[Data extract]:

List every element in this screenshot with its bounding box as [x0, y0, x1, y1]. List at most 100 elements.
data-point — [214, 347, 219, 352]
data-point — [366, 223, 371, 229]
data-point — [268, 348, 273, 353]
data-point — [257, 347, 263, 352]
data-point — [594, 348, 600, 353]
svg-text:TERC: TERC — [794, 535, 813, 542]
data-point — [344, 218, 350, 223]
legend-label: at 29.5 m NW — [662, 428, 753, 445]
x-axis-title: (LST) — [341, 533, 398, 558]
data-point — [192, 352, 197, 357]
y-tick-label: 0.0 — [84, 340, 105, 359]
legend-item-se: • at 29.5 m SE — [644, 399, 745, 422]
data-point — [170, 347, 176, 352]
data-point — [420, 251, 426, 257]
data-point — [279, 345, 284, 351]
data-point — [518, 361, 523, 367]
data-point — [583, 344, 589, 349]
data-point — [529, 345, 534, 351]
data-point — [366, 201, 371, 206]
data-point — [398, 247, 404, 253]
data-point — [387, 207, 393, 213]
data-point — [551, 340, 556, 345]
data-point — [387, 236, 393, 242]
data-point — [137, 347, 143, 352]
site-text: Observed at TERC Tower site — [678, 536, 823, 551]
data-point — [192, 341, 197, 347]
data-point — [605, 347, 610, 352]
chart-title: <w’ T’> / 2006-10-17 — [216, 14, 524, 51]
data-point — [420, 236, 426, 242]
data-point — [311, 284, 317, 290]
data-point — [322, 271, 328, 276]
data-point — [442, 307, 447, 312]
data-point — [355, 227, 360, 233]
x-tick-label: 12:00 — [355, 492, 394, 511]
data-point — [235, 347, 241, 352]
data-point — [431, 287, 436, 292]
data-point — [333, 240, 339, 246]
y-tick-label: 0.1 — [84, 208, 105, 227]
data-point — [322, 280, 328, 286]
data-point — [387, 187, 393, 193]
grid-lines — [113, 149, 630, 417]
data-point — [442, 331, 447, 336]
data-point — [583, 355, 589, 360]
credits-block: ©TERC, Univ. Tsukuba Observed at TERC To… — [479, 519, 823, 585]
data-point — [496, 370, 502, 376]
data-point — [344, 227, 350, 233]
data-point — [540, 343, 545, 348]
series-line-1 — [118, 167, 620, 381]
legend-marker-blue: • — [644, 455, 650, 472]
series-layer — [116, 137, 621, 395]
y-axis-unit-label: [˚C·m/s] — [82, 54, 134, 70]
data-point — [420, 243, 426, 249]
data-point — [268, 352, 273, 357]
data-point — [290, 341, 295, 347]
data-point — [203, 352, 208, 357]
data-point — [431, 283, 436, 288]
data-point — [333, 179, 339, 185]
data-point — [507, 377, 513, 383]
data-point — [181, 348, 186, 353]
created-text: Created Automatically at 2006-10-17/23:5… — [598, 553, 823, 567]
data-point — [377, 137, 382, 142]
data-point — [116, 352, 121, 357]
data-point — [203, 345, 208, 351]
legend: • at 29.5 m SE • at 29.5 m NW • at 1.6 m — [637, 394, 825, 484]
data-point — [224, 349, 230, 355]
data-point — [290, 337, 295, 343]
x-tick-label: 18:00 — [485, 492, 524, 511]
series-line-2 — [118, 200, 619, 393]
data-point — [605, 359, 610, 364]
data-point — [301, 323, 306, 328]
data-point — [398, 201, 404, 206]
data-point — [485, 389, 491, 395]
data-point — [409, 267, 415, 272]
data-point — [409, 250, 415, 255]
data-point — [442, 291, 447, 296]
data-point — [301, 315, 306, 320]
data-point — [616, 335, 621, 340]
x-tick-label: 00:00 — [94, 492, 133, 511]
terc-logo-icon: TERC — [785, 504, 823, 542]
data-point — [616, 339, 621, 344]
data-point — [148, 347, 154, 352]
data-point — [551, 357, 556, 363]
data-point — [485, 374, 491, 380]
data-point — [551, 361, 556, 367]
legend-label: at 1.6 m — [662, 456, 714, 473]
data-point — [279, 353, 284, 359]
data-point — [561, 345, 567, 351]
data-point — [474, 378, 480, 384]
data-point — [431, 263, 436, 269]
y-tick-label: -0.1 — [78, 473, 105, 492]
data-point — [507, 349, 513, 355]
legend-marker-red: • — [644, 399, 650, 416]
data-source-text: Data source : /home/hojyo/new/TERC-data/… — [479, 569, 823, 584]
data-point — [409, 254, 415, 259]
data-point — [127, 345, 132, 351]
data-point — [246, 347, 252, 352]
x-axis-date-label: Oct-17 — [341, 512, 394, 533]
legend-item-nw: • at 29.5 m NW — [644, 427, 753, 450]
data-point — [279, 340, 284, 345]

[What the task requires]: Render every line of the listing above as a JSON array of strings, with one string per line and blank lines left out.

[Exercise answer]:
[
  "List every element in this screenshot with its bounding box as [x0, y0, x1, y1]. List at most 100 elements.",
  "data-point — [214, 347, 219, 352]",
  "data-point — [366, 223, 371, 229]",
  "data-point — [268, 348, 273, 353]",
  "data-point — [257, 347, 263, 352]",
  "data-point — [594, 348, 600, 353]",
  "svg-text:TERC: TERC — [794, 535, 813, 542]",
  "data-point — [344, 218, 350, 223]",
  "legend-label: at 29.5 m NW — [662, 428, 753, 445]",
  "x-axis-title: (LST) — [341, 533, 398, 558]",
  "data-point — [192, 352, 197, 357]",
  "y-tick-label: 0.0 — [84, 340, 105, 359]",
  "legend-item-se: • at 29.5 m SE — [644, 399, 745, 422]",
  "data-point — [170, 347, 176, 352]",
  "data-point — [420, 251, 426, 257]",
  "data-point — [279, 345, 284, 351]",
  "data-point — [518, 361, 523, 367]",
  "data-point — [583, 344, 589, 349]",
  "data-point — [529, 345, 534, 351]",
  "data-point — [366, 201, 371, 206]",
  "data-point — [398, 247, 404, 253]",
  "data-point — [387, 207, 393, 213]",
  "data-point — [551, 340, 556, 345]",
  "data-point — [387, 236, 393, 242]",
  "data-point — [137, 347, 143, 352]",
  "site-text: Observed at TERC Tower site — [678, 536, 823, 551]",
  "data-point — [192, 341, 197, 347]",
  "data-point — [605, 347, 610, 352]",
  "chart-title: <w’ T’> / 2006-10-17 — [216, 14, 524, 51]",
  "data-point — [420, 236, 426, 242]",
  "data-point — [311, 284, 317, 290]",
  "data-point — [322, 271, 328, 276]",
  "data-point — [442, 307, 447, 312]",
  "data-point — [355, 227, 360, 233]",
  "x-tick-label: 12:00 — [355, 492, 394, 511]",
  "data-point — [235, 347, 241, 352]",
  "data-point — [431, 287, 436, 292]",
  "data-point — [333, 240, 339, 246]",
  "y-tick-label: 0.1 — [84, 208, 105, 227]",
  "data-point — [322, 280, 328, 286]",
  "data-point — [387, 187, 393, 193]",
  "grid-lines — [113, 149, 630, 417]",
  "data-point — [442, 331, 447, 336]",
  "data-point — [583, 355, 589, 360]",
  "credits-block: ©TERC, Univ. Tsukuba Observed at TERC To… — [479, 519, 823, 585]",
  "data-point — [496, 370, 502, 376]",
  "data-point — [344, 227, 350, 233]",
  "data-point — [540, 343, 545, 348]",
  "series-line-1 — [118, 167, 620, 381]",
  "legend-marker-blue: • — [644, 455, 650, 472]",
  "series-layer — [116, 137, 621, 395]",
  "y-axis-unit-label: [˚C·m/s] — [82, 54, 134, 70]",
  "data-point — [420, 243, 426, 249]",
  "data-point — [268, 352, 273, 357]",
  "data-point — [290, 341, 295, 347]",
  "data-point — [203, 352, 208, 357]",
  "data-point — [431, 283, 436, 288]",
  "data-point — [333, 179, 339, 185]",
  "data-point — [507, 377, 513, 383]",
  "data-point — [181, 348, 186, 353]",
  "created-text: Created Automatically at 2006-10-17/23:5… — [598, 553, 823, 567]",
  "data-point — [377, 137, 382, 142]",
  "data-point — [116, 352, 121, 357]",
  "data-point — [203, 345, 208, 351]",
  "legend: • at 29.5 m SE • at 29.5 m NW • at 1.6 m — [637, 394, 825, 484]",
  "data-point — [224, 349, 230, 355]",
  "data-point — [290, 337, 295, 343]",
  "x-tick-label: 18:00 — [485, 492, 524, 511]",
  "series-line-2 — [118, 200, 619, 393]",
  "data-point — [605, 359, 610, 364]",
  "data-point — [301, 323, 306, 328]",
  "data-point — [398, 201, 404, 206]",
  "data-point — [485, 389, 491, 395]",
  "data-point — [409, 267, 415, 272]",
  "data-point — [409, 250, 415, 255]",
  "data-point — [442, 291, 447, 296]",
  "data-point — [301, 315, 306, 320]",
  "data-point — [616, 335, 621, 340]",
  "x-tick-label: 00:00 — [94, 492, 133, 511]",
  "terc-logo-icon: TERC — [785, 504, 823, 542]",
  "data-point — [616, 339, 621, 344]",
  "data-point — [148, 347, 154, 352]",
  "data-point — [551, 357, 556, 363]",
  "data-point — [485, 374, 491, 380]",
  "data-point — [551, 361, 556, 367]",
  "legend-label: at 1.6 m — [662, 456, 714, 473]",
  "data-point — [279, 353, 284, 359]",
  "data-point — [561, 345, 567, 351]",
  "data-point — [474, 378, 480, 384]",
  "data-point — [431, 263, 436, 269]",
  "y-tick-label: -0.1 — [78, 473, 105, 492]",
  "data-point — [507, 349, 513, 355]",
  "legend-marker-red: • — [644, 399, 650, 416]",
  "data-source-text: Data source : /home/hojyo/new/TERC-data/… — [479, 569, 823, 584]",
  "data-point — [409, 254, 415, 259]",
  "data-point — [127, 345, 132, 351]",
  "data-point — [246, 347, 252, 352]",
  "x-axis-date-label: Oct-17 — [341, 512, 394, 533]",
  "legend-item-nw: • at 29.5 m NW — [644, 427, 753, 450]",
  "data-point — [279, 340, 284, 345]"
]